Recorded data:
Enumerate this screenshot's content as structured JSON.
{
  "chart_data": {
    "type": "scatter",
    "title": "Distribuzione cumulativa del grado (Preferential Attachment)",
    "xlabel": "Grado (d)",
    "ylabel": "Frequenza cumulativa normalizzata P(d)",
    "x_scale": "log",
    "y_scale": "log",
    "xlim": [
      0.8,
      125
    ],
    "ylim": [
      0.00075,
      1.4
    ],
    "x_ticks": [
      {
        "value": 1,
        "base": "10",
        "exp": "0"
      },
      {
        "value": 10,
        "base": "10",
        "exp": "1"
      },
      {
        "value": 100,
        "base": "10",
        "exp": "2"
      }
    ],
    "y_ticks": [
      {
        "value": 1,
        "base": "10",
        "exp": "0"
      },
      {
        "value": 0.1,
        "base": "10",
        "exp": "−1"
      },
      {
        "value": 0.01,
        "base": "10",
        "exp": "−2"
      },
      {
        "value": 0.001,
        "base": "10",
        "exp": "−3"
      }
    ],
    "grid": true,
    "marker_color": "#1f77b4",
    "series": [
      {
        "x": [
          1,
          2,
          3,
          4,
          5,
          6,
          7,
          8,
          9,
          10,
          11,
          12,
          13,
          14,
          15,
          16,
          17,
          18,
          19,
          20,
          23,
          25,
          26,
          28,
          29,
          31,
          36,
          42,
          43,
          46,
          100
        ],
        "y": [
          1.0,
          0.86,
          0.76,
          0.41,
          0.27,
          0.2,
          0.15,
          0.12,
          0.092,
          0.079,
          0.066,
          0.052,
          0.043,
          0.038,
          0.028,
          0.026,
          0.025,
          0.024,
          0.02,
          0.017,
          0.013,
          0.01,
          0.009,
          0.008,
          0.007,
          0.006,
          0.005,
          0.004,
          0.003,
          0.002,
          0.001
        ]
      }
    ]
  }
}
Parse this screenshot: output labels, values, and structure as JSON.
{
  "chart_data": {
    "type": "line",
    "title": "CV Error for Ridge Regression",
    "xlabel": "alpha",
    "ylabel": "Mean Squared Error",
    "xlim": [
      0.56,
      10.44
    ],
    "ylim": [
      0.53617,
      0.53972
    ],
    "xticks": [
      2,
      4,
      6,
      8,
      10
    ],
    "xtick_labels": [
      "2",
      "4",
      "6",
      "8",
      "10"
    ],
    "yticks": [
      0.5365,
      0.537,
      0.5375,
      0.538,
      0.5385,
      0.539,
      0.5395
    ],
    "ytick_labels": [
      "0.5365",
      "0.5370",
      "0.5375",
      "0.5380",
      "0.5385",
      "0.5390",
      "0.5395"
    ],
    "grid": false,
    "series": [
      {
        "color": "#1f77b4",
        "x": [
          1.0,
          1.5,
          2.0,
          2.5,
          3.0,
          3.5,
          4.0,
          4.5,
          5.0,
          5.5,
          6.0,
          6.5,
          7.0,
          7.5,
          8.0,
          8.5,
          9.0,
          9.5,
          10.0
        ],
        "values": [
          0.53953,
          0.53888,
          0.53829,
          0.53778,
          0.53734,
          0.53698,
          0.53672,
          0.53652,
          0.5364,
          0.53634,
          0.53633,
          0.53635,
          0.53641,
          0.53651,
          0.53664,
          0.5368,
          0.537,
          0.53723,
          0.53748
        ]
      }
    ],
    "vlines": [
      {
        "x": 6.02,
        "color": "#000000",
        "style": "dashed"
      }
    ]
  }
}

* _REQUEST_
Faithfully reproduce all of the records, character for character.

* _FINISHED TASK_
Enumerate this screenshot's content as structured JSON.
{
  "chart_data": {
    "type": "scatter",
    "title": "Distribuzione cumulativa del grado (Preferential Attachment)",
    "xlabel": "Grado (d)",
    "ylabel": "Frequenza cumulativa normalizzata P(d)",
    "x_scale": "log",
    "y_scale": "log",
    "xlim": [
      0.8,
      125
    ],
    "ylim": [
      0.00075,
      1.4
    ],
    "x_ticks": [
      {
        "value": 1,
        "base": "10",
        "exp": "0"
      },
      {
        "value": 10,
        "base": "10",
        "exp": "1"
      },
      {
        "value": 100,
        "base": "10",
        "exp": "2"
      }
    ],
    "y_ticks": [
      {
        "value": 1,
        "base": "10",
        "exp": "0"
      },
      {
        "value": 0.1,
        "base": "10",
        "exp": "−1"
      },
      {
        "value": 0.01,
        "base": "10",
        "exp": "−2"
      },
      {
        "value": 0.001,
        "base": "10",
        "exp": "−3"
      }
    ],
    "grid": true,
    "marker_color": "#1f77b4",
    "series": [
      {
        "x": [
          1,
          2,
          3,
          4,
          5,
          6,
          7,
          8,
          9,
          10,
          11,
          12,
          13,
          14,
          15,
          16,
          17,
          18,
          19,
          20,
          23,
          25,
          26,
          28,
          29,
          31,
          36,
          42,
          43,
          46,
          100
        ],
        "y": [
          1.0,
          0.86,
          0.76,
          0.41,
          0.27,
          0.2,
          0.15,
          0.12,
          0.092,
          0.079,
          0.066,
          0.052,
          0.043,
          0.038,
          0.028,
          0.026,
          0.025,
          0.024,
          0.02,
          0.017,
          0.013,
          0.01,
          0.009,
          0.008,
          0.007,
          0.006,
          0.005,
          0.004,
          0.003,
          0.002,
          0.001
        ]
      }
    ]
  }
}
Parse this screenshot: output labels, values, and structure as JSON.
{
  "chart_data": {
    "type": "line",
    "title": "CV Error for Ridge Regression",
    "xlabel": "alpha",
    "ylabel": "Mean Squared Error",
    "xlim": [
      0.56,
      10.44
    ],
    "ylim": [
      0.53617,
      0.53972
    ],
    "xticks": [
      2,
      4,
      6,
      8,
      10
    ],
    "xtick_labels": [
      "2",
      "4",
      "6",
      "8",
      "10"
    ],
    "yticks": [
      0.5365,
      0.537,
      0.5375,
      0.538,
      0.5385,
      0.539,
      0.5395
    ],
    "ytick_labels": [
      "0.5365",
      "0.5370",
      "0.5375",
      "0.5380",
      "0.5385",
      "0.5390",
      "0.5395"
    ],
    "grid": false,
    "series": [
      {
        "color": "#1f77b4",
        "x": [
          1.0,
          1.5,
          2.0,
          2.5,
          3.0,
          3.5,
          4.0,
          4.5,
          5.0,
          5.5,
          6.0,
          6.5,
          7.0,
          7.5,
          8.0,
          8.5,
          9.0,
          9.5,
          10.0
        ],
        "values": [
          0.53953,
          0.53888,
          0.53829,
          0.53778,
          0.53734,
          0.53698,
          0.53672,
          0.53652,
          0.5364,
          0.53634,
          0.53633,
          0.53635,
          0.53641,
          0.53651,
          0.53664,
          0.5368,
          0.537,
          0.53723,
          0.53748
        ]
      }
    ],
    "vlines": [
      {
        "x": 6.02,
        "color": "#000000",
        "style": "dashed"
      }
    ]
  }
}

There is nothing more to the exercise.